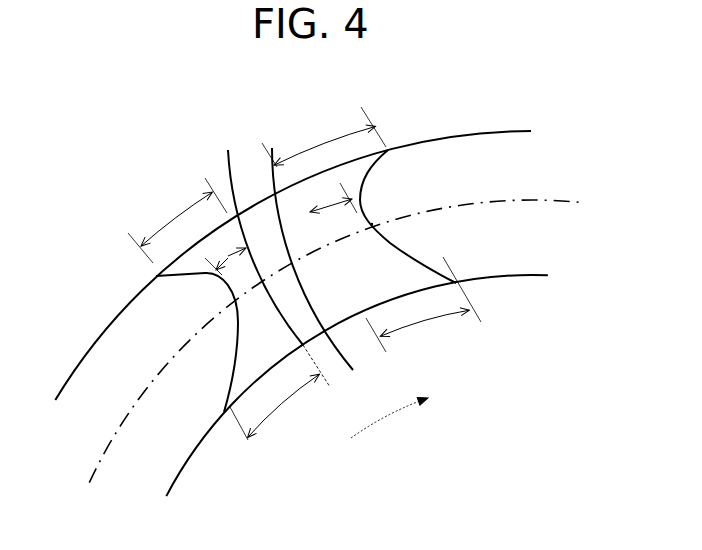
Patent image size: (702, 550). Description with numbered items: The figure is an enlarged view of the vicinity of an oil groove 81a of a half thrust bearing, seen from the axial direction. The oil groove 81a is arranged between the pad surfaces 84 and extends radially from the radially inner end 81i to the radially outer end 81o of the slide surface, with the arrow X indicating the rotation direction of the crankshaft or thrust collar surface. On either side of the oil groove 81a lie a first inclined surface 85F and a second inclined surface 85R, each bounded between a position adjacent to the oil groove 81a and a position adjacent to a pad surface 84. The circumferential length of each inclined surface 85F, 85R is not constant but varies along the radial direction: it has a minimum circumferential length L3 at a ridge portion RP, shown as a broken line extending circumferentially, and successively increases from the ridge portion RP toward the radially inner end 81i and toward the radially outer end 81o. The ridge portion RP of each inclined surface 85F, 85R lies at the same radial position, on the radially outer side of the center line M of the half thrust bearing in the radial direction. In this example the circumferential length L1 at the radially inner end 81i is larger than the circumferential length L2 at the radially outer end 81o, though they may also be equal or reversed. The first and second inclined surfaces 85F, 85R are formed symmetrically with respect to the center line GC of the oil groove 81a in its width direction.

The pad surface 84 is at (446, 152).
The radially outer end 81o is at (489, 133).
The radially inner end 81i is at (543, 275).
The oil groove 81a is at (343, 271).
The first inclined surface 85F is at (427, 270).
The second inclined surface 85R is at (240, 347).
The ridge portion RP is at (225, 289).
The center line of the oil groove GC is at (233, 163).
The center line of the half thrust bearing M is at (113, 435).
The rotation direction X is at (389, 425).
The circumferential length at the radially inner end L1 is at (355, 348).
The circumferential length at the radially outer end L2 is at (257, 185).
The minimum circumferential length L3 is at (281, 229).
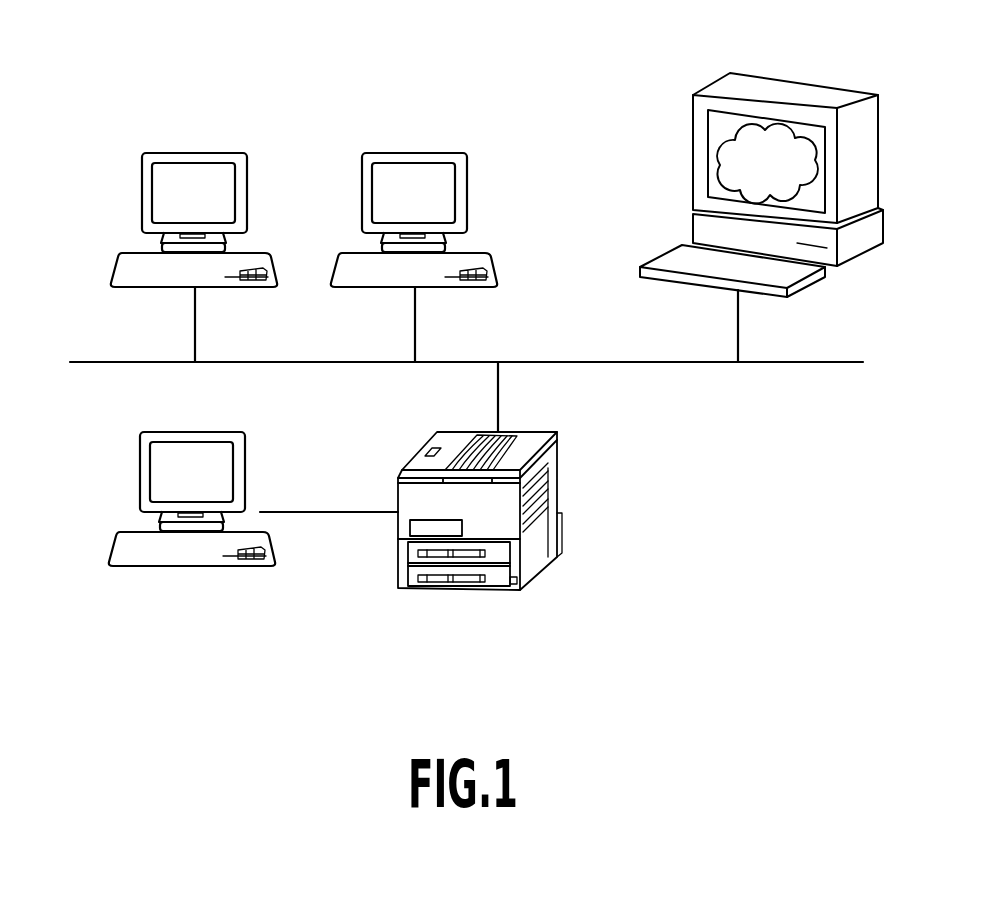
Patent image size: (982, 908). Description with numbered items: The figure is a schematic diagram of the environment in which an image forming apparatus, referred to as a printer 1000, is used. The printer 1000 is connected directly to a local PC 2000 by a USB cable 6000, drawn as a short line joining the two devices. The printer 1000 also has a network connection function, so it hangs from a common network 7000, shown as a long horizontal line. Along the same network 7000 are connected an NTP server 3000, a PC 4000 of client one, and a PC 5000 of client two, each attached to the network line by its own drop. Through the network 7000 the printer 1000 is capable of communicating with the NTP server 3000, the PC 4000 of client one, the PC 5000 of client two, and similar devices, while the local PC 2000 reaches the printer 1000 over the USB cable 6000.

The printer 1000 is at (557, 432).
The local PC 2000 is at (155, 433).
The NTP server 3000 is at (780, 77).
The PC of client 1 4000 is at (229, 153).
The PC of client 2 5000 is at (449, 153).
The USB cable 6000 is at (330, 510).
The network 7000 is at (90, 359).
= = = = = = =
Stated task →
Retype every line of the entries above word for word, leaving the pictures out of your answer.

Task answer →
Patent image size: (702, 550). Description with numbered items: The figure is an enlarged view of the vicinity of an oil groove 81a of a half thrust bearing, seen from the axial direction. The oil groove 81a is arranged between the pad surfaces 84 and extends radially from the radially inner end 81i to the radially outer end 81o of the slide surface, with the arrow X indicating the rotation direction of the crankshaft or thrust collar surface. On either side of the oil groove 81a lie a first inclined surface 85F and a second inclined surface 85R, each bounded between a position adjacent to the oil groove 81a and a position adjacent to a pad surface 84. The circumferential length of each inclined surface 85F, 85R is not constant but varies along the radial direction: it has a minimum circumferential length L3 at a ridge portion RP, shown as a broken line extending circumferentially, and successively increases from the ridge portion RP toward the radially inner end 81i and toward the radially outer end 81o. The ridge portion RP of each inclined surface 85F, 85R lies at the same radial position, on the radially outer side of the center line M of the half thrust bearing in the radial direction. In this example the circumferential length L1 at the radially inner end 81i is larger than the circumferential length L2 at the radially outer end 81o, though they may also be equal or reversed. The first and second inclined surfaces 85F, 85R are formed symmetrically with respect to the center line GC of the oil groove 81a in its width direction.

The pad surface 84 is at (446, 152).
The radially outer end 81o is at (489, 133).
The radially inner end 81i is at (543, 275).
The oil groove 81a is at (343, 271).
The first inclined surface 85F is at (427, 270).
The second inclined surface 85R is at (240, 347).
The ridge portion RP is at (225, 289).
The center line of the oil groove GC is at (233, 163).
The center line of the half thrust bearing M is at (113, 435).
The rotation direction X is at (389, 425).
The circumferential length at the radially inner end L1 is at (355, 348).
The circumferential length at the radially outer end L2 is at (257, 185).
The minimum circumferential length L3 is at (281, 229).
Patent image size: (982, 908). Description with numbered items: The figure is a schematic diagram of the environment in which an image forming apparatus, referred to as a printer 1000, is used. The printer 1000 is connected directly to a local PC 2000 by a USB cable 6000, drawn as a short line joining the two devices. The printer 1000 also has a network connection function, so it hangs from a common network 7000, shown as a long horizontal line. Along the same network 7000 are connected an NTP server 3000, a PC 4000 of client one, and a PC 5000 of client two, each attached to the network line by its own drop. Through the network 7000 the printer 1000 is capable of communicating with the NTP server 3000, the PC 4000 of client one, the PC 5000 of client two, and similar devices, while the local PC 2000 reaches the printer 1000 over the USB cable 6000.

The printer 1000 is at (557, 432).
The local PC 2000 is at (155, 433).
The NTP server 3000 is at (780, 77).
The PC of client 1 4000 is at (229, 153).
The PC of client 2 5000 is at (449, 153).
The USB cable 6000 is at (330, 510).
The network 7000 is at (90, 359).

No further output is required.